Item position entries
⁂

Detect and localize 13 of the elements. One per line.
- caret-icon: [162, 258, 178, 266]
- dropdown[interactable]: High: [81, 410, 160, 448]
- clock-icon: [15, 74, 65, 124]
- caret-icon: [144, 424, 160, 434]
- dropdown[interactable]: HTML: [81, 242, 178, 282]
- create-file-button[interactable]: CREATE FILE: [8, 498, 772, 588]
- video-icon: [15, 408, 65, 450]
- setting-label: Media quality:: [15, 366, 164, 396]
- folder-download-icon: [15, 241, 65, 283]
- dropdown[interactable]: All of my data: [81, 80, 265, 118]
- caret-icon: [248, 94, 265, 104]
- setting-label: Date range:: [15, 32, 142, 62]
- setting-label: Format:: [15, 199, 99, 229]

⁂

# Goal of the exercise:
Please output every line of the records above again, character for character and in the same order.

# Solution to this task:
Detect and localize 13 of the elements. One per line.
- caret-icon: [162, 258, 178, 266]
- dropdown[interactable]: High: [81, 410, 160, 448]
- clock-icon: [15, 74, 65, 124]
- caret-icon: [144, 424, 160, 434]
- dropdown[interactable]: HTML: [81, 242, 178, 282]
- create-file-button[interactable]: CREATE FILE: [8, 498, 772, 588]
- video-icon: [15, 408, 65, 450]
- setting-label: Media quality:: [15, 366, 164, 396]
- folder-download-icon: [15, 241, 65, 283]
- dropdown[interactable]: All of my data: [81, 80, 265, 118]
- caret-icon: [248, 94, 265, 104]
- setting-label: Date range:: [15, 32, 142, 62]
- setting-label: Format:: [15, 199, 99, 229]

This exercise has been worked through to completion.